## Exercise aim
Look through the lines of the material and count those containing "Alberta". Give that count alone.

## Data
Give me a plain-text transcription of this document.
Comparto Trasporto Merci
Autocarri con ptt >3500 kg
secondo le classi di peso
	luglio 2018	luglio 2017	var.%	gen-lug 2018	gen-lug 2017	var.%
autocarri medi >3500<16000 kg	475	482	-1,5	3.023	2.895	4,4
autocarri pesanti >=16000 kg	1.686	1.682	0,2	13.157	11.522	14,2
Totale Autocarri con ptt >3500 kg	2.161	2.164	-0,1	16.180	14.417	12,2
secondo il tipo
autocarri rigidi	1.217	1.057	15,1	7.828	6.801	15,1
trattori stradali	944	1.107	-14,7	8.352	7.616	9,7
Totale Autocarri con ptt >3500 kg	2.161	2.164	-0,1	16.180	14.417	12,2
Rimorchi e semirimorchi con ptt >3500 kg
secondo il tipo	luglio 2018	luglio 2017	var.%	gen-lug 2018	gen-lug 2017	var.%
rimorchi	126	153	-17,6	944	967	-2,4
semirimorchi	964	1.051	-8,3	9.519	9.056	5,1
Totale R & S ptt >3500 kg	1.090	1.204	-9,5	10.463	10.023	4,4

---

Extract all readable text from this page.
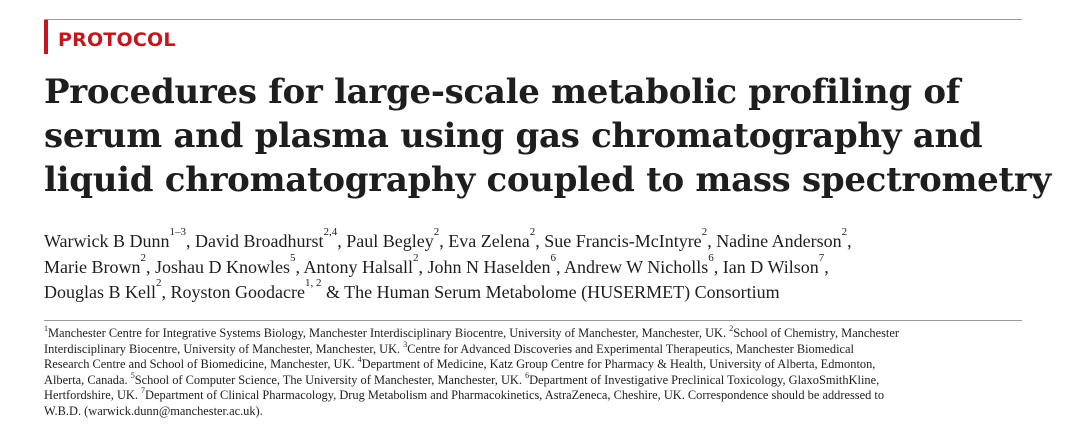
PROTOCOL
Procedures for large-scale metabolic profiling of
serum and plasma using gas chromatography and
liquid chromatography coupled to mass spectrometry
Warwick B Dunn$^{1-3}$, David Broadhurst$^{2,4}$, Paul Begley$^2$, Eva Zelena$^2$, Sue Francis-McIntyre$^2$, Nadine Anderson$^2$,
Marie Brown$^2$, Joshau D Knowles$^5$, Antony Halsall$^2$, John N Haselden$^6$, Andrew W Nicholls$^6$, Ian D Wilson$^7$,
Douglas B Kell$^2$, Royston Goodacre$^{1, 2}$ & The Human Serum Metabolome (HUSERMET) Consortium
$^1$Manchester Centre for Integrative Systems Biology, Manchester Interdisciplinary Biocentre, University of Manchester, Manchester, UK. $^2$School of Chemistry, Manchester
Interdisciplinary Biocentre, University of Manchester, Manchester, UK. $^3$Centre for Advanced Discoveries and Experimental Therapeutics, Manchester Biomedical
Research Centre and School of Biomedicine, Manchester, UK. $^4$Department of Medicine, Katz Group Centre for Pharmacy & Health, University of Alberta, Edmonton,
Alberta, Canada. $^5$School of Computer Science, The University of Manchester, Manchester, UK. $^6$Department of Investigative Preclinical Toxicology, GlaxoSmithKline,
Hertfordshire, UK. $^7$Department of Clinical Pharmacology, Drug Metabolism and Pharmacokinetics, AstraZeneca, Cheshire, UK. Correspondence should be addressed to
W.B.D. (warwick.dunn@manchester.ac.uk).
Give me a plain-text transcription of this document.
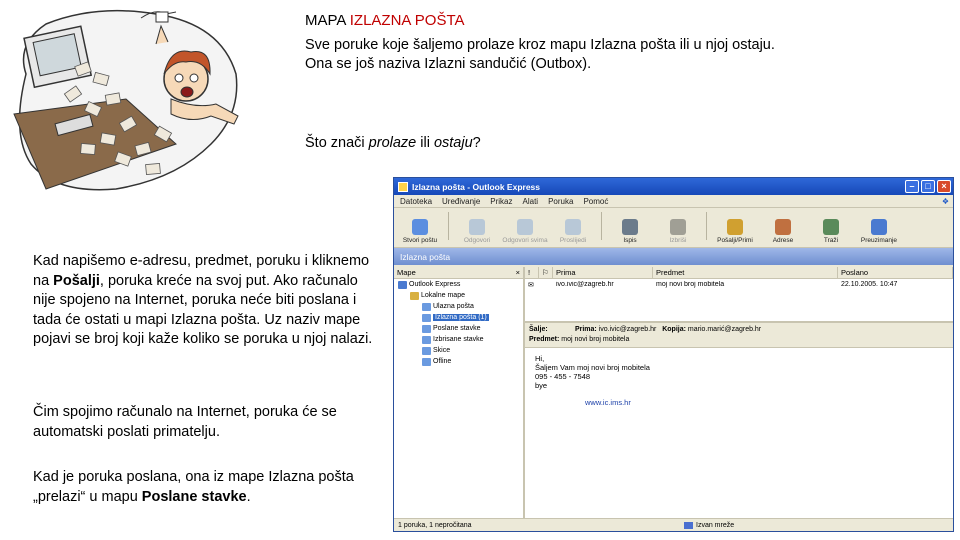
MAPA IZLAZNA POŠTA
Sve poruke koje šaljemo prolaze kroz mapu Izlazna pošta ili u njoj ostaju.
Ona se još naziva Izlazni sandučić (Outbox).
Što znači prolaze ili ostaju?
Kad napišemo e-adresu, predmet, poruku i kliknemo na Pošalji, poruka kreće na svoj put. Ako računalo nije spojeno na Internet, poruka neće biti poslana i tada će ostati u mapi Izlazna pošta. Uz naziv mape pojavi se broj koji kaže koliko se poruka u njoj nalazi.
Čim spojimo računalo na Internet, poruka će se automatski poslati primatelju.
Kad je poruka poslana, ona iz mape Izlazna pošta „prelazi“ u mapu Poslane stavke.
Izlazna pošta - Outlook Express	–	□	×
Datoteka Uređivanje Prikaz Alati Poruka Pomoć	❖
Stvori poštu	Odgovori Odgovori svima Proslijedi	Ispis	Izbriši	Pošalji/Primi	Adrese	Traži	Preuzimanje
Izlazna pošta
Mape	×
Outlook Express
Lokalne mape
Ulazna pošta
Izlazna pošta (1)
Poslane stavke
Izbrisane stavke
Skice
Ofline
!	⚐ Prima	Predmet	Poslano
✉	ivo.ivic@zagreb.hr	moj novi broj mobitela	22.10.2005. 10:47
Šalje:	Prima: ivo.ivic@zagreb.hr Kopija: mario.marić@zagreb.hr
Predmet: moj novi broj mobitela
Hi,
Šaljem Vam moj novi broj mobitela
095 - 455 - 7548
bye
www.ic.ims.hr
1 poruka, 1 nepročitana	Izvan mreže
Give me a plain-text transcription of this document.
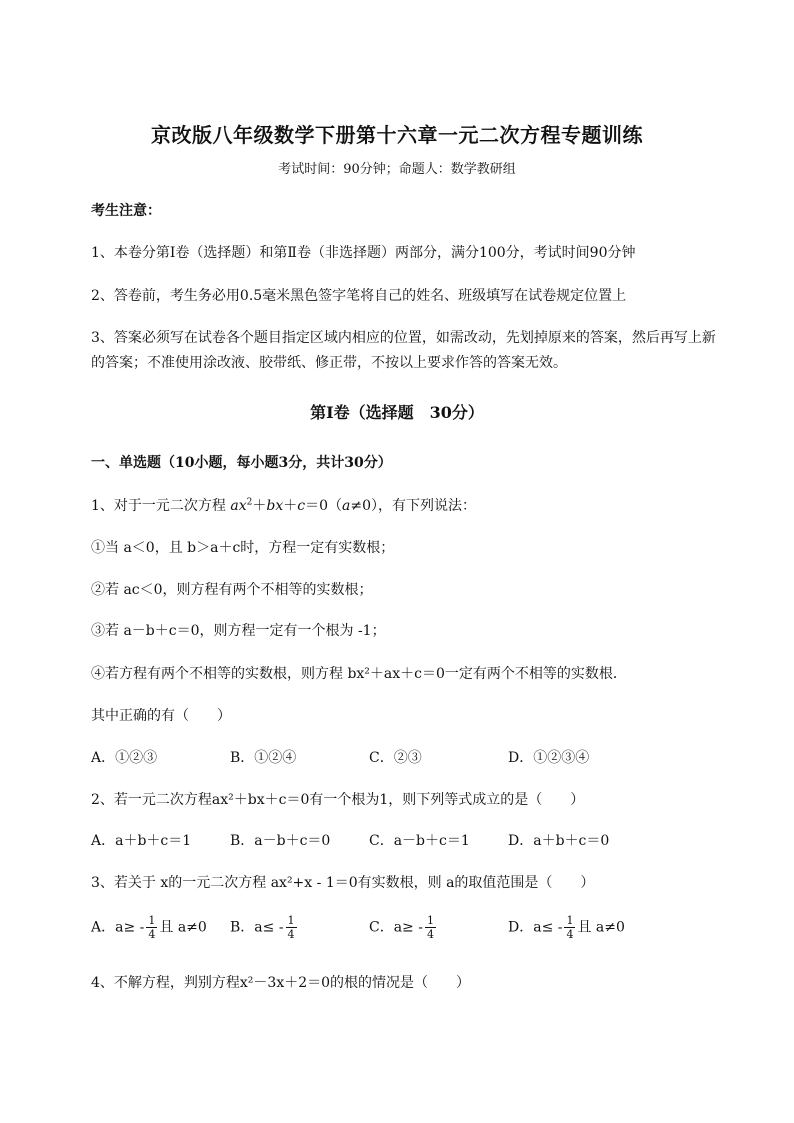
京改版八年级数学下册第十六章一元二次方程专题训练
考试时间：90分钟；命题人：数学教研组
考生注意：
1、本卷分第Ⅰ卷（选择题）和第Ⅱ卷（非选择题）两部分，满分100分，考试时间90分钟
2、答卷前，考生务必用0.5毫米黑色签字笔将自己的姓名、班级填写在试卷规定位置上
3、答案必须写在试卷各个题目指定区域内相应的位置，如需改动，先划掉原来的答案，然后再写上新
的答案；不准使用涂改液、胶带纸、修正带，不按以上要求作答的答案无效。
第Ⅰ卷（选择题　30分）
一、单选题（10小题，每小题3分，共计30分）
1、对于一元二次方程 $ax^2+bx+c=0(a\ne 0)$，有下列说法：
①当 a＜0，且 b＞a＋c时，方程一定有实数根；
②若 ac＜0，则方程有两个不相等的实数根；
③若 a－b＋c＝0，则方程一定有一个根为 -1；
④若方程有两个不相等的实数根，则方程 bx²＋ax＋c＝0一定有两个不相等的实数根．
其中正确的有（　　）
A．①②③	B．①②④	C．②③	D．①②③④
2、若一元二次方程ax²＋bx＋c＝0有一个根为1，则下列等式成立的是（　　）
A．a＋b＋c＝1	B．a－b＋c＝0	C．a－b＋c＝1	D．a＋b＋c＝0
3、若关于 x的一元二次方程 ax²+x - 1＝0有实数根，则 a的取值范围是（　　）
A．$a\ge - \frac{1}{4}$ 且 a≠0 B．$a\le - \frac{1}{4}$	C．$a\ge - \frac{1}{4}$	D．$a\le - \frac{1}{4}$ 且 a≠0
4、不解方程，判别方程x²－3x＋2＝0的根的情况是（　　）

...

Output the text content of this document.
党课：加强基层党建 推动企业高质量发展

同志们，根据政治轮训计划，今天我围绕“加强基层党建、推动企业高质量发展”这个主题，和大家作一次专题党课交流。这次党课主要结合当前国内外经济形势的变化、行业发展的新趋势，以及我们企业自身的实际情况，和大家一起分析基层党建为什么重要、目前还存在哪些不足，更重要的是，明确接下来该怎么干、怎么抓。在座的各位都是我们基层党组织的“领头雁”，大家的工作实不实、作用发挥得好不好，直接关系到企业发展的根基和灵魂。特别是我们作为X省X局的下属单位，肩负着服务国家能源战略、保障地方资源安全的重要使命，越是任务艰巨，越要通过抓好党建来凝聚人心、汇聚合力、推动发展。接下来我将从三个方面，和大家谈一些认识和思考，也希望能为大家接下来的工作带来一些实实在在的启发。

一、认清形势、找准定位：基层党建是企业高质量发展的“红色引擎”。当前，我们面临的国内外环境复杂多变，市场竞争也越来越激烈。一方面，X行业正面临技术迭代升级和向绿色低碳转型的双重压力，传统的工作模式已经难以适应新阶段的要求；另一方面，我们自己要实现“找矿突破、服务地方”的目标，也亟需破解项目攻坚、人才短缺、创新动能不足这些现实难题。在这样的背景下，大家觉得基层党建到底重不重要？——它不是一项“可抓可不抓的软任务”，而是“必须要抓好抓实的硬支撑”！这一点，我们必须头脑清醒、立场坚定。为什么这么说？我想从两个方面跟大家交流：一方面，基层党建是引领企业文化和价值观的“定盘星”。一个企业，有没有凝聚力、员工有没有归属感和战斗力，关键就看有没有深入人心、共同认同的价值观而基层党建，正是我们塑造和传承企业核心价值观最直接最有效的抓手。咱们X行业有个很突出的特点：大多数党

## Problem solution
2